Rows from a dataset:
= = =
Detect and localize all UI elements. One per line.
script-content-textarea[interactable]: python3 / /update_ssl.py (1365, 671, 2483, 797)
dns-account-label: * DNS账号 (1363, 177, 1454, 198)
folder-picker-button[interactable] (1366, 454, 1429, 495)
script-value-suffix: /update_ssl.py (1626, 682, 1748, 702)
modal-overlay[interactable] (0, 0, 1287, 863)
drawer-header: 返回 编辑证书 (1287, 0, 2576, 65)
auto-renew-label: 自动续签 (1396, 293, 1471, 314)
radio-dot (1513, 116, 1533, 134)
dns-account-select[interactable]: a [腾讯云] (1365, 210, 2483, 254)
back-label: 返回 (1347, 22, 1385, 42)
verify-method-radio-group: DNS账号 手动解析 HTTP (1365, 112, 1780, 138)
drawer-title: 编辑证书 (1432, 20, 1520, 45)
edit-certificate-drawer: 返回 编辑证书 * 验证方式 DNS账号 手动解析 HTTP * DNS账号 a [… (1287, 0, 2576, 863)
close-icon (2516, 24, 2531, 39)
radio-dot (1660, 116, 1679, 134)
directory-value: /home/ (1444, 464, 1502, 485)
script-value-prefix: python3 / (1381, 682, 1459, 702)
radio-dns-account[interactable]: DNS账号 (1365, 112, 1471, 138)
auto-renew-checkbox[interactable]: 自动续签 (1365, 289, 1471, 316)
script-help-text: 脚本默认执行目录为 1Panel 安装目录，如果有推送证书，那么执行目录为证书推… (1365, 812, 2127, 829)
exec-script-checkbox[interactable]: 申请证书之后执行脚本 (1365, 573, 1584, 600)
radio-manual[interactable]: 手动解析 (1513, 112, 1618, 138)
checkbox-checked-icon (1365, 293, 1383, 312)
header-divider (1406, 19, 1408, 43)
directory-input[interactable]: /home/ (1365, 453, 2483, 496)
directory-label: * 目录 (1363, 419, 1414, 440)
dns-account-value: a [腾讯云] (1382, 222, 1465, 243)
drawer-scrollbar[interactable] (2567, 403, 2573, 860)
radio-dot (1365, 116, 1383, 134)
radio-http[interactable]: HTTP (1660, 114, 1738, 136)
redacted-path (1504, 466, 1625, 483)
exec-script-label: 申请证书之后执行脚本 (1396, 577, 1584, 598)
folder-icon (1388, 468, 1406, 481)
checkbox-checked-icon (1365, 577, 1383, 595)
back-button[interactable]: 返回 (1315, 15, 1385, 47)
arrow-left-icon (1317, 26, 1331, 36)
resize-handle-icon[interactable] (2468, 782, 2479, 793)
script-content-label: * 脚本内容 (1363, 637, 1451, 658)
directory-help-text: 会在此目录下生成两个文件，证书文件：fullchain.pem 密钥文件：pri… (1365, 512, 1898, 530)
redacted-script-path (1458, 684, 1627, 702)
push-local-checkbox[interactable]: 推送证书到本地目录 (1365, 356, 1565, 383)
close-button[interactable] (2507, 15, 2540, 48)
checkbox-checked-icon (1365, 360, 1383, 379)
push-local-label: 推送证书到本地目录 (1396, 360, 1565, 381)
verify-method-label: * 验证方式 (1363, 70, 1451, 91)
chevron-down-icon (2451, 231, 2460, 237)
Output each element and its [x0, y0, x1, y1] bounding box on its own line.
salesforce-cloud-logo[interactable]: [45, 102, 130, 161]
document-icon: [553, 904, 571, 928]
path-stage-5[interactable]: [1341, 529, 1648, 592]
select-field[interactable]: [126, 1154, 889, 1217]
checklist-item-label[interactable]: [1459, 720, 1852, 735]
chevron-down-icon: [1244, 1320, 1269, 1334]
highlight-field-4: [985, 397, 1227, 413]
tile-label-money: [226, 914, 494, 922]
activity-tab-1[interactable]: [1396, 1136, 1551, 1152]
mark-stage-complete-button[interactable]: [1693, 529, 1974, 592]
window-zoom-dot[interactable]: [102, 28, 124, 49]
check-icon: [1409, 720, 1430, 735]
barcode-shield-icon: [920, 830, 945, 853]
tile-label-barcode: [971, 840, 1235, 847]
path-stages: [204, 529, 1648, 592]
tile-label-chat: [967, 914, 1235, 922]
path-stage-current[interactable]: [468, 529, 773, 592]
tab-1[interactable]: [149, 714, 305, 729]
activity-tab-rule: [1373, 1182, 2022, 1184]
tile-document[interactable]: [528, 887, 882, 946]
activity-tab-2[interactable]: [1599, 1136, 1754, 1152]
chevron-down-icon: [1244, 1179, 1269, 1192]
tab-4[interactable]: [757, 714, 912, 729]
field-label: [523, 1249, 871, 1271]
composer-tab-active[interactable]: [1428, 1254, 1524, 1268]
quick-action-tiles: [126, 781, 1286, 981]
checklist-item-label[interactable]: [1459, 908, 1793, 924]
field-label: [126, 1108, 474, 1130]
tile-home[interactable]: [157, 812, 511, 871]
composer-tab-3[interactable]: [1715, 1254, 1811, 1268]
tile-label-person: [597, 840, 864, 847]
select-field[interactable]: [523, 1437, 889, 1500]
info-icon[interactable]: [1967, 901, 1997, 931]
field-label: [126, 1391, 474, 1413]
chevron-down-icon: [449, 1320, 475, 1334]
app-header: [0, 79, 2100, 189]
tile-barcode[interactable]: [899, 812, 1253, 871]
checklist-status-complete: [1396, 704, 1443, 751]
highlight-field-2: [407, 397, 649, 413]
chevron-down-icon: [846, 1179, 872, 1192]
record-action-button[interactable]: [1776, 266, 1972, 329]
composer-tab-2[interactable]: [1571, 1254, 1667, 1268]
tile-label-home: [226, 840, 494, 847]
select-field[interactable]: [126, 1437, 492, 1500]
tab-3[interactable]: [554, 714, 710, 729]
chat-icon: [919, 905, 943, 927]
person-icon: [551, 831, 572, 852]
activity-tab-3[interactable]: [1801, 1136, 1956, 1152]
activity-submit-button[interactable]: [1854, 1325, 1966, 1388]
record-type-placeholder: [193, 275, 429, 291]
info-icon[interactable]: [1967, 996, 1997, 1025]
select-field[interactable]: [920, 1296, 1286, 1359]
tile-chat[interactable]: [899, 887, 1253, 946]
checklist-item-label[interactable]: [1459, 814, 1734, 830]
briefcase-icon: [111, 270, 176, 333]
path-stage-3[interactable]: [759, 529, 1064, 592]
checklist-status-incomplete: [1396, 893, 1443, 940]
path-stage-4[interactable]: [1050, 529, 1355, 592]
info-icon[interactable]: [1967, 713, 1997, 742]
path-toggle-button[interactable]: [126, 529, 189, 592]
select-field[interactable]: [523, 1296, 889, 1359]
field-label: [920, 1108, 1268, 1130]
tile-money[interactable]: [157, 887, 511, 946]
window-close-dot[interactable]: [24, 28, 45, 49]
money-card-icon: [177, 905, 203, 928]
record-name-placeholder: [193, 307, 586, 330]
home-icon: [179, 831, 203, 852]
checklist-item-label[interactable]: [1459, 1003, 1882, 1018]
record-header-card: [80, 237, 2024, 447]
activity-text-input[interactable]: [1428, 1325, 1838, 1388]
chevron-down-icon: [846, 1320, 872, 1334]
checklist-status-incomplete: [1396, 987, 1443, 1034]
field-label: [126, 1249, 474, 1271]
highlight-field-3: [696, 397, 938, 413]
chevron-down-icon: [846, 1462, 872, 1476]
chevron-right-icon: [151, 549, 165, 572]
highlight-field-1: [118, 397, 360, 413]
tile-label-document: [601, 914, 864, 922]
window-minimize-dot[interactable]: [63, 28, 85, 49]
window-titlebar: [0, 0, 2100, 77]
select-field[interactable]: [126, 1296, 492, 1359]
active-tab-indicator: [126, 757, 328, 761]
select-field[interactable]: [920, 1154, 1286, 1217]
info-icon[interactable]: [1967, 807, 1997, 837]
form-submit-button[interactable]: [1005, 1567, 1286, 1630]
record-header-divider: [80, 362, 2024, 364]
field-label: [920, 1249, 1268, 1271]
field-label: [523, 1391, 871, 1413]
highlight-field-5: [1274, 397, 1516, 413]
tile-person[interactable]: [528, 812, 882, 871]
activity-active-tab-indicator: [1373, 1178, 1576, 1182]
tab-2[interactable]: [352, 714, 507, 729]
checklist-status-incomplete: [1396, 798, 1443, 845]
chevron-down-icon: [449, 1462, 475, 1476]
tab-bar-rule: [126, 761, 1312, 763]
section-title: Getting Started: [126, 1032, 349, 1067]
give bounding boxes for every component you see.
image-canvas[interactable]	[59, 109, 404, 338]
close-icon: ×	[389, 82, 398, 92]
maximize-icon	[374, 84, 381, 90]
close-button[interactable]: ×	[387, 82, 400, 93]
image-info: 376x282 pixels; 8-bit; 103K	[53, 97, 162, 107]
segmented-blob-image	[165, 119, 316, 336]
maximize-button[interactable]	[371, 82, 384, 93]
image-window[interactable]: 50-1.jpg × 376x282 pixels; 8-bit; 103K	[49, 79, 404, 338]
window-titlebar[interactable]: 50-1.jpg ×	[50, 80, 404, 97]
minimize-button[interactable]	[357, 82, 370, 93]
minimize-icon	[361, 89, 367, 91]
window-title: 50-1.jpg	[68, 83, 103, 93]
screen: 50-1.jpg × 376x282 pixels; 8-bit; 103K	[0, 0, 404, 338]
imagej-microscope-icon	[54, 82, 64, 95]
= = =
*WHAT IS BEING ASKED*
Copy out the data above from its first line through the line containing "close-icon (2516, 24, 2531, 39)", including both.

*SOLVED PROBLEM*
Detect and localize all UI elements. One per line.
script-content-textarea[interactable]: python3 / /update_ssl.py (1365, 671, 2483, 797)
dns-account-label: * DNS账号 (1363, 177, 1454, 198)
folder-picker-button[interactable] (1366, 454, 1429, 495)
script-value-suffix: /update_ssl.py (1626, 682, 1748, 702)
modal-overlay[interactable] (0, 0, 1287, 863)
drawer-header: 返回 编辑证书 (1287, 0, 2576, 65)
auto-renew-label: 自动续签 (1396, 293, 1471, 314)
radio-dot (1513, 116, 1533, 134)
dns-account-select[interactable]: a [腾讯云] (1365, 210, 2483, 254)
back-label: 返回 (1347, 22, 1385, 42)
verify-method-radio-group: DNS账号 手动解析 HTTP (1365, 112, 1780, 138)
drawer-title: 编辑证书 (1432, 20, 1520, 45)
edit-certificate-drawer: 返回 编辑证书 * 验证方式 DNS账号 手动解析 HTTP * DNS账号 a [… (1287, 0, 2576, 863)
close-icon (2516, 24, 2531, 39)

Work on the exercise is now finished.